Stored data entries
--- START ---

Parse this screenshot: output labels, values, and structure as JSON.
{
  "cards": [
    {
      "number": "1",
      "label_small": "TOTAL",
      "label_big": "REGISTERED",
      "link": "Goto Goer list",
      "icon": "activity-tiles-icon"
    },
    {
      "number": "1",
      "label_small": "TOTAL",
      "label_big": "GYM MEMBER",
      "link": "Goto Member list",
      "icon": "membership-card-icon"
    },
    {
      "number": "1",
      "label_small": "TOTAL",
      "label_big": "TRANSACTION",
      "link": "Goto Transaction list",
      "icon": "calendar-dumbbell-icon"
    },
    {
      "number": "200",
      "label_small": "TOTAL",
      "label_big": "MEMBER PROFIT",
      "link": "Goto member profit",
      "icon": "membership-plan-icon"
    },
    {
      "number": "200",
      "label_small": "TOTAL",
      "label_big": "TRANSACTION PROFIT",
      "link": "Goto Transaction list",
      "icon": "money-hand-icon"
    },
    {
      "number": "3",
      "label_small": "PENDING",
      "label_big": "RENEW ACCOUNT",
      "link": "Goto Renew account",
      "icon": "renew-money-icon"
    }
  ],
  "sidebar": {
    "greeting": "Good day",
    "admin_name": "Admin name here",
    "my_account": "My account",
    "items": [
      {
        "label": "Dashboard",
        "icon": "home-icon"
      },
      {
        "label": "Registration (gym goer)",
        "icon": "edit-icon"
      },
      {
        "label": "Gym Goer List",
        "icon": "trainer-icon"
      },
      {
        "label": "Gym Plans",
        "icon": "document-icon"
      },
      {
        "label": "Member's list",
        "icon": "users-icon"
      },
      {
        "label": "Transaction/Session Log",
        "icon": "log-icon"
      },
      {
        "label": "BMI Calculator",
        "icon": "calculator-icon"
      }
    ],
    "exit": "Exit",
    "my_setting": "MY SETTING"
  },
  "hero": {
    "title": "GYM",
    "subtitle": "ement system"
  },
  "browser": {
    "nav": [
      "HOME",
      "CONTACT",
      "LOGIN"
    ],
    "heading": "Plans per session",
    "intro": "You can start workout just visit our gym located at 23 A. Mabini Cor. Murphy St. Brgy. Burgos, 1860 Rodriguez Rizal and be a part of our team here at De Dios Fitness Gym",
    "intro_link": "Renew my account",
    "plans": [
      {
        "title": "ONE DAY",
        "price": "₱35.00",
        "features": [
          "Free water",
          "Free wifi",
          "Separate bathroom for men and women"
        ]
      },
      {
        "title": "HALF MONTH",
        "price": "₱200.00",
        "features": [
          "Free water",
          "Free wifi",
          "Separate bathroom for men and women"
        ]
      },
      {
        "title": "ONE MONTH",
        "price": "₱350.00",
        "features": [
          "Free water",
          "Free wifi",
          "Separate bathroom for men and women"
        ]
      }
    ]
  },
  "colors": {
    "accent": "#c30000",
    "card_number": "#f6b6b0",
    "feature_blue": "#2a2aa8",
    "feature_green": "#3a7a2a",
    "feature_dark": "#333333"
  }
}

--- END ---

Leave out every line without the string "here" and copy the rest.

    "admin_name": "Admin name here",
    "intro": "You can start workout just visit our gym located at 23 A. Mabini Cor. Murphy St. Brgy. Burgos, 1860 Rodriguez Rizal and be a part of our team here at De Dios Fitness Gym",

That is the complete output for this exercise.